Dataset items
---*---

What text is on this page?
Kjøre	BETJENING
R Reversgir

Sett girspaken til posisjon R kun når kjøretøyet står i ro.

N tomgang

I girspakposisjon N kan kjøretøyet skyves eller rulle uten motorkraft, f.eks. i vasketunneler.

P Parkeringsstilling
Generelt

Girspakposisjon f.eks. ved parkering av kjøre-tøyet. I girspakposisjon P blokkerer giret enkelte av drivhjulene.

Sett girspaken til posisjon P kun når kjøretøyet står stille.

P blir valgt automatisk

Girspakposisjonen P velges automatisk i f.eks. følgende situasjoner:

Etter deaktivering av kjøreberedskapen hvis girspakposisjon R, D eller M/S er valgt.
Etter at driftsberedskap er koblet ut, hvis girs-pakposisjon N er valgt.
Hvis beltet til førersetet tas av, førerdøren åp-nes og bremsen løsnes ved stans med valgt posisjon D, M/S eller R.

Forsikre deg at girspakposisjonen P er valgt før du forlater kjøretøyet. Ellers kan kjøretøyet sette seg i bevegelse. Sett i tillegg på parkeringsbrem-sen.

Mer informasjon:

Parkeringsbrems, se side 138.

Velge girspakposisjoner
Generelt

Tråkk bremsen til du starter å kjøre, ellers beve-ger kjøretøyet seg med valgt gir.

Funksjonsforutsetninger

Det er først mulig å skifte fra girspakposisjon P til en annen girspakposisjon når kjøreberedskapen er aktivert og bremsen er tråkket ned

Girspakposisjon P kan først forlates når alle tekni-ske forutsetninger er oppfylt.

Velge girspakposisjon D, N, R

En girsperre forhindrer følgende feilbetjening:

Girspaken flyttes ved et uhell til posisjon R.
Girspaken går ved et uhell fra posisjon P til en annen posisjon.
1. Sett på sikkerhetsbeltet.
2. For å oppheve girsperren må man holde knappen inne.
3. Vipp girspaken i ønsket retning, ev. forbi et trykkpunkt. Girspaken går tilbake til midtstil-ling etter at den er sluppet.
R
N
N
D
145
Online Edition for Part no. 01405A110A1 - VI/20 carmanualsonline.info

---*---

▶ _Work to be completed_: Transcribe the records above exactly as they appear.

▶ _Output of the exercise_:
What text is on this page?
Kjøre	BETJENING
R Reversgir

Sett girspaken til posisjon R kun når kjøretøyet står i ro.

N tomgang

I girspakposisjon N kan kjøretøyet skyves eller rulle uten motorkraft, f.eks. i vasketunneler.

P Parkeringsstilling
Generelt

Girspakposisjon f.eks. ved parkering av kjøre-tøyet. I girspakposisjon P blokkerer giret enkelte av drivhjulene.

Sett girspaken til posisjon P kun når kjøretøyet står stille.

P blir valgt automatisk

Girspakposisjonen P velges automatisk i f.eks. følgende situasjoner:

Etter deaktivering av kjøreberedskapen hvis girspakposisjon R, D eller M/S er valgt.
Etter at driftsberedskap er koblet ut, hvis girs-pakposisjon N er valgt.
Hvis beltet til førersetet tas av, førerdøren åp-nes og bremsen løsnes ved stans med valgt posisjon D, M/S eller R.

Forsikre deg at girspakposisjonen P er valgt før du forlater kjøretøyet. Ellers kan kjøretøyet sette seg i bevegelse. Sett i tillegg på parkeringsbrem-sen.

Mer informasjon:

Parkeringsbrems, se side 138.

Velge girspakposisjoner
Generelt

Tråkk bremsen til du starter å kjøre, ellers beve-ger kjøretøyet seg med valgt gir.

Funksjonsforutsetninger

Det er først mulig å skifte fra girspakposisjon P til en annen girspakposisjon når kjøreberedskapen er aktivert og bremsen er tråkket ned

Girspakposisjon P kan først forlates når alle tekni-ske forutsetninger er oppfylt.

Velge girspakposisjon D, N, R

En girsperre forhindrer følgende feilbetjening:

Girspaken flyttes ved et uhell til posisjon R.
Girspaken går ved et uhell fra posisjon P til en annen posisjon.
1. Sett på sikkerhetsbeltet.
2. For å oppheve girsperren må man holde knappen inne.
3. Vipp girspaken i ønsket retning, ev. forbi et trykkpunkt. Girspaken går tilbake til midtstil-ling etter at den er sluppet.
R
N
N
D
145
Online Edition for Part no. 01405A110A1 - VI/20 carmanualsonline.info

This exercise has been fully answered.